-- Start of DATA ROWS --

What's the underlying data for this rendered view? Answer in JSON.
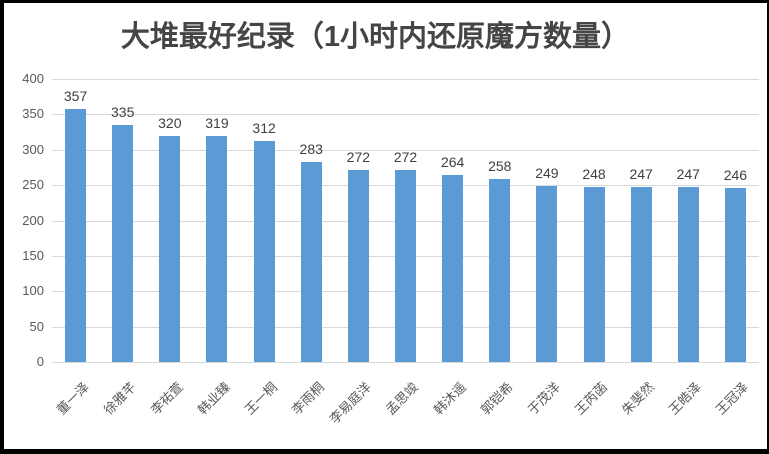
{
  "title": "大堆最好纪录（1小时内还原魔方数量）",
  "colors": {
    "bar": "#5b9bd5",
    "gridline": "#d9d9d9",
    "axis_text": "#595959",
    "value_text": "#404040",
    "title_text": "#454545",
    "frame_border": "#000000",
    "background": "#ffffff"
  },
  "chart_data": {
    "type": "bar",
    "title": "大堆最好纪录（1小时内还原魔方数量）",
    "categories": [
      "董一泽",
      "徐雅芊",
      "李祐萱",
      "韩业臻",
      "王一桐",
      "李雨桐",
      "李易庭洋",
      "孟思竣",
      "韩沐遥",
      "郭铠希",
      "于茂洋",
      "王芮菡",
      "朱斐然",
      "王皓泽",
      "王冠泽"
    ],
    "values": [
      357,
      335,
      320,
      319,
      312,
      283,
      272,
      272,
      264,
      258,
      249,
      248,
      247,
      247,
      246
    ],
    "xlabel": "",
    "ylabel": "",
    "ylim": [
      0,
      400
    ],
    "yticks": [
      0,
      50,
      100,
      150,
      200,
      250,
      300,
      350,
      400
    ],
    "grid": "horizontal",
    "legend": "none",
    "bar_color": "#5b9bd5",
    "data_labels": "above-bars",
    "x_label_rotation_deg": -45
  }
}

-- End of DATA ROWS --
-- Start of DATA ROWS --

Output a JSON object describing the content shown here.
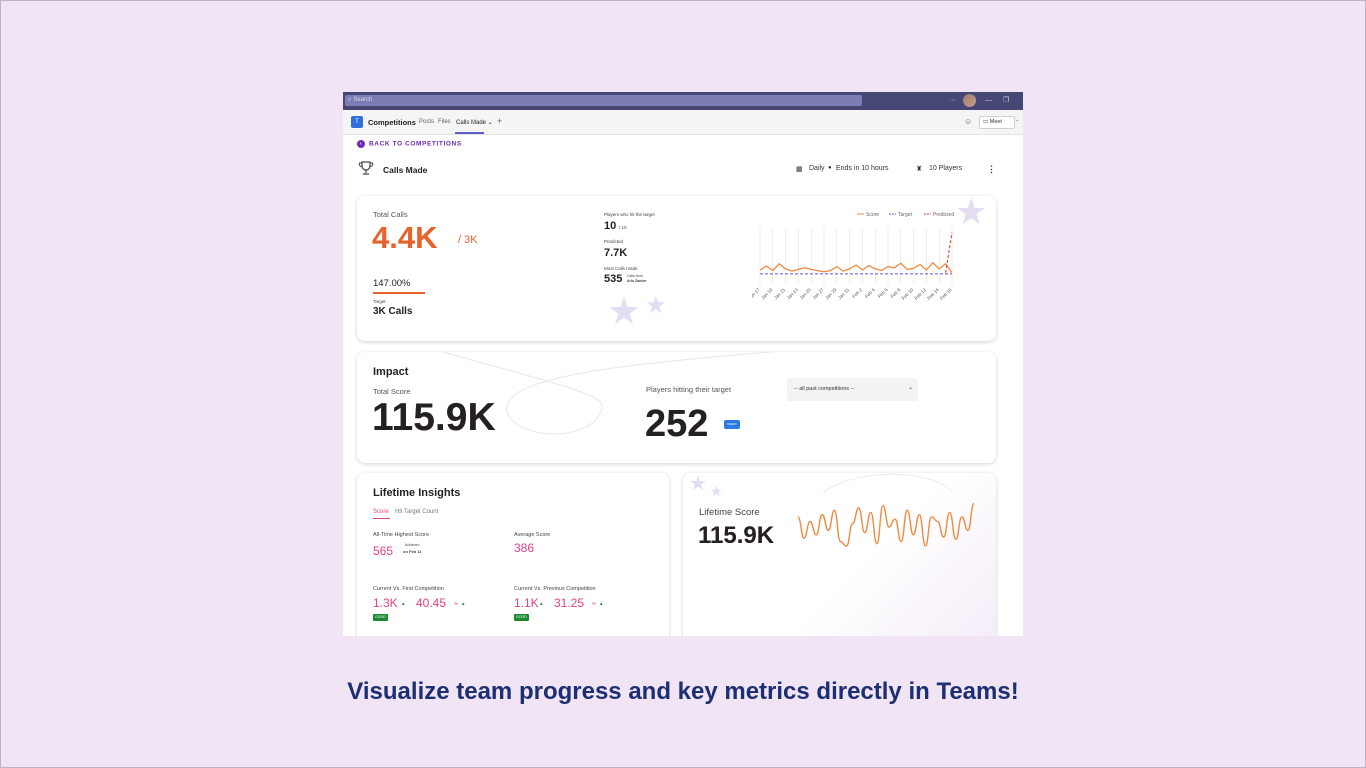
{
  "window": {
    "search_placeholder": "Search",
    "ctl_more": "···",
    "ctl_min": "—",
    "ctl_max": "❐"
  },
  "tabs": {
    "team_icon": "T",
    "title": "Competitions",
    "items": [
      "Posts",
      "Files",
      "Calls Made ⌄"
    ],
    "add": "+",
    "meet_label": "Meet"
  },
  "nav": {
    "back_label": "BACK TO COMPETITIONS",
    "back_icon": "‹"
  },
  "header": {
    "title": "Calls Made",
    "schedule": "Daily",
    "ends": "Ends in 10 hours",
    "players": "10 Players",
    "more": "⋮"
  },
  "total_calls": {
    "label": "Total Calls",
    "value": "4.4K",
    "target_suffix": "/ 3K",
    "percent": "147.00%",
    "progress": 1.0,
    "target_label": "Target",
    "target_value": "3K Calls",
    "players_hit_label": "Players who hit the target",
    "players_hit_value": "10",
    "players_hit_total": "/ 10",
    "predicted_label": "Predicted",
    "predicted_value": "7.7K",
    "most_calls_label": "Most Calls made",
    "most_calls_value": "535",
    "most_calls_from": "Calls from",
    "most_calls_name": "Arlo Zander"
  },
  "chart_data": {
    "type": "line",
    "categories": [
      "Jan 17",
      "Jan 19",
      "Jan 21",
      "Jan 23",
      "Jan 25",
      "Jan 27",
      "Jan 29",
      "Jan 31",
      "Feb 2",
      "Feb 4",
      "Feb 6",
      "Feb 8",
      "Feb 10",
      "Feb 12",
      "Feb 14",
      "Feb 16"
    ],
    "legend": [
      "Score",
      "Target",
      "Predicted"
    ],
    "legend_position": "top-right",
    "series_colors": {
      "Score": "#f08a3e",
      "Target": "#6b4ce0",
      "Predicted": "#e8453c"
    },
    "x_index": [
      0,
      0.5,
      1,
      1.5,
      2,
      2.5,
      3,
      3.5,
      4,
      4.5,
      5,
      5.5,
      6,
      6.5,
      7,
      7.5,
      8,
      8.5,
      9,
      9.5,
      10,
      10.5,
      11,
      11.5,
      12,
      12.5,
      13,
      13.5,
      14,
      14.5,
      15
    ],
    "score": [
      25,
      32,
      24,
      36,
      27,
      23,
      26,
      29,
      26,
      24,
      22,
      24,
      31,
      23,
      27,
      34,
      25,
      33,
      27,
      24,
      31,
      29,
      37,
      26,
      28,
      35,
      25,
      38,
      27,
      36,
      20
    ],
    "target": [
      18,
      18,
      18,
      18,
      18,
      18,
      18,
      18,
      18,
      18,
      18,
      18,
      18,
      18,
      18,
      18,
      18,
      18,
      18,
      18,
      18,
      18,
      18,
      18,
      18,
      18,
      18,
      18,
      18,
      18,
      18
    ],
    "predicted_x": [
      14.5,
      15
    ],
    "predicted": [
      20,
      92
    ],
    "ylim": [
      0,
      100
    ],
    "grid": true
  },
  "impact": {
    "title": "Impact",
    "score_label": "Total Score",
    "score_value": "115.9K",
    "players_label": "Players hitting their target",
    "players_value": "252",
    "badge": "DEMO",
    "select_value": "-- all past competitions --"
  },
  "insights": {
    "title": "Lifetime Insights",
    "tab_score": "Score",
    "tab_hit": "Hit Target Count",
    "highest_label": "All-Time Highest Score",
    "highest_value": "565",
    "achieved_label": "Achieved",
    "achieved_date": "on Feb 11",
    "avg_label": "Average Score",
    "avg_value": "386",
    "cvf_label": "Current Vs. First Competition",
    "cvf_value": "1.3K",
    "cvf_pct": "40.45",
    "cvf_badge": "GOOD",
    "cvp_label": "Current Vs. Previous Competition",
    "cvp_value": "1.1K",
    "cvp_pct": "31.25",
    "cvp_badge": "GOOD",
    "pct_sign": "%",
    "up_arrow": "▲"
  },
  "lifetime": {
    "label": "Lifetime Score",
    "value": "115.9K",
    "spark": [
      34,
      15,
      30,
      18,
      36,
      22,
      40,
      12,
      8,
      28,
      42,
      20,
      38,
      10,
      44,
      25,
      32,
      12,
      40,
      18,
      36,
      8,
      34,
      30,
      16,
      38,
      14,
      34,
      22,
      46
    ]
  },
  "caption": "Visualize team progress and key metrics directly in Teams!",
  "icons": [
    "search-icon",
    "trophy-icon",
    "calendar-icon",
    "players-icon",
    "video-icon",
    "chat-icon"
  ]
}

-- End of DATA ROWS --

• REQUIRED TASK:
Pick each line holding the word "Current" out of the data and copy it.

• REPLY:
    "cvf_label": "Current Vs. First Competition",
    "cvp_label": "Current Vs. Previous Competition",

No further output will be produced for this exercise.